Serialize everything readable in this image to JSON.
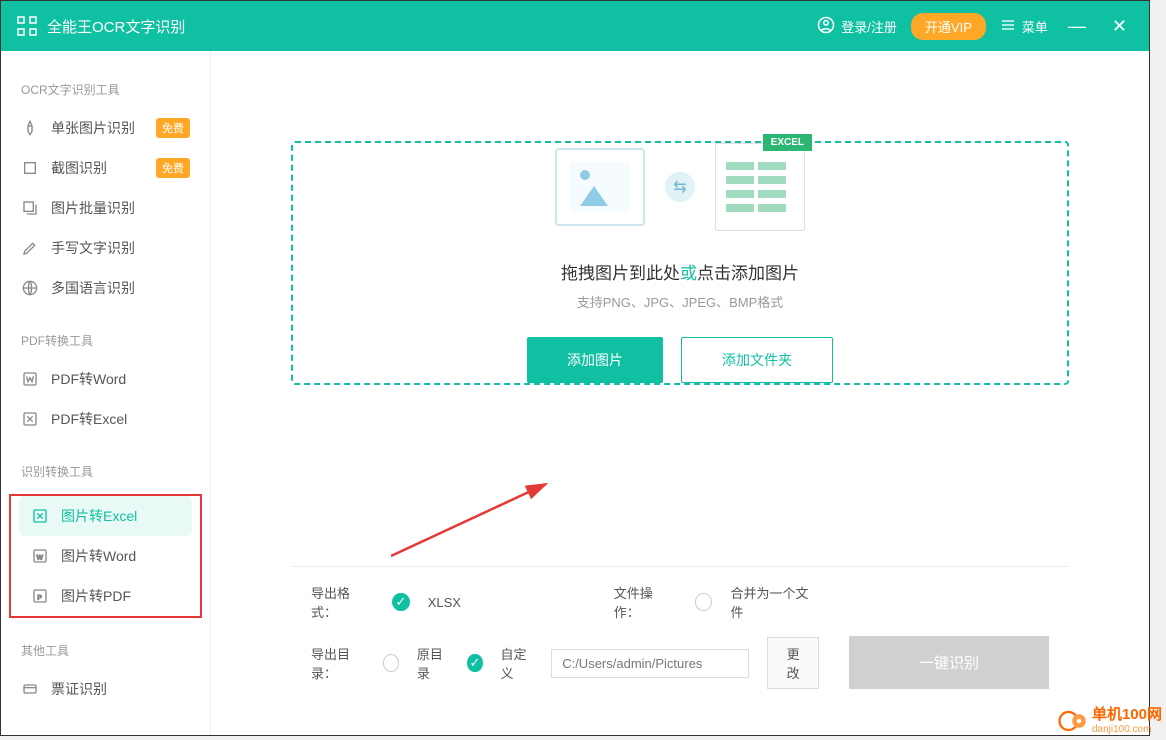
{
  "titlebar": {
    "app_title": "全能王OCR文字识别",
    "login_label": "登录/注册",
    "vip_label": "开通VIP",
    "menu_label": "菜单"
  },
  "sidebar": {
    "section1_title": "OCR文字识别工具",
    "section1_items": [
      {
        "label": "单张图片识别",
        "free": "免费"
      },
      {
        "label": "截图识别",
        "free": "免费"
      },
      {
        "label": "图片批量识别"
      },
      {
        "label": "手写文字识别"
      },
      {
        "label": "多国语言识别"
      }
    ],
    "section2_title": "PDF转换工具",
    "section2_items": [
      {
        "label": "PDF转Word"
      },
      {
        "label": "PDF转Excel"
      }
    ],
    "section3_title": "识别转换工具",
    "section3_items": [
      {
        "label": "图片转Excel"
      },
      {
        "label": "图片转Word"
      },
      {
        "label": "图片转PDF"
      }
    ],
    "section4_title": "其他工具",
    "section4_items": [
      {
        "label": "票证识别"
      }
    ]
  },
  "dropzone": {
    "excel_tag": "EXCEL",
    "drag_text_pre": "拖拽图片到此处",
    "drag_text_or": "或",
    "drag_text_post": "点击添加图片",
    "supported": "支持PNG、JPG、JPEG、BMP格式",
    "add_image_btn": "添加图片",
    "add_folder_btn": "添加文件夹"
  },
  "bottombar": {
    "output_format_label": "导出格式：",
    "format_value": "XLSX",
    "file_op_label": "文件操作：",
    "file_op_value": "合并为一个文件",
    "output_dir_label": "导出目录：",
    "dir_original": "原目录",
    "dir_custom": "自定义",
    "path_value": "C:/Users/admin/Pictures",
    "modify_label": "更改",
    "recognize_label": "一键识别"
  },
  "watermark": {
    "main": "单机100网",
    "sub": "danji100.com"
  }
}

# Objective:
Set down the material above as is, without any pictures.

# Response to the task:
Serialize everything readable in this image to JSON.
{
  "titlebar": {
    "app_title": "全能王OCR文字识别",
    "login_label": "登录/注册",
    "vip_label": "开通VIP",
    "menu_label": "菜单"
  },
  "sidebar": {
    "section1_title": "OCR文字识别工具",
    "section1_items": [
      {
        "label": "单张图片识别",
        "free": "免费"
      },
      {
        "label": "截图识别",
        "free": "免费"
      },
      {
        "label": "图片批量识别"
      },
      {
        "label": "手写文字识别"
      },
      {
        "label": "多国语言识别"
      }
    ],
    "section2_title": "PDF转换工具",
    "section2_items": [
      {
        "label": "PDF转Word"
      },
      {
        "label": "PDF转Excel"
      }
    ],
    "section3_title": "识别转换工具",
    "section3_items": [
      {
        "label": "图片转Excel"
      },
      {
        "label": "图片转Word"
      },
      {
        "label": "图片转PDF"
      }
    ],
    "section4_title": "其他工具",
    "section4_items": [
      {
        "label": "票证识别"
      }
    ]
  },
  "dropzone": {
    "excel_tag": "EXCEL",
    "drag_text_pre": "拖拽图片到此处",
    "drag_text_or": "或",
    "drag_text_post": "点击添加图片",
    "supported": "支持PNG、JPG、JPEG、BMP格式",
    "add_image_btn": "添加图片",
    "add_folder_btn": "添加文件夹"
  },
  "bottombar": {
    "output_format_label": "导出格式：",
    "format_value": "XLSX",
    "file_op_label": "文件操作：",
    "file_op_value": "合并为一个文件",
    "output_dir_label": "导出目录：",
    "dir_original": "原目录",
    "dir_custom": "自定义",
    "path_value": "C:/Users/admin/Pictures",
    "modify_label": "更改",
    "recognize_label": "一键识别"
  },
  "watermark": {
    "main": "单机100网",
    "sub": "danji100.com"
  }
}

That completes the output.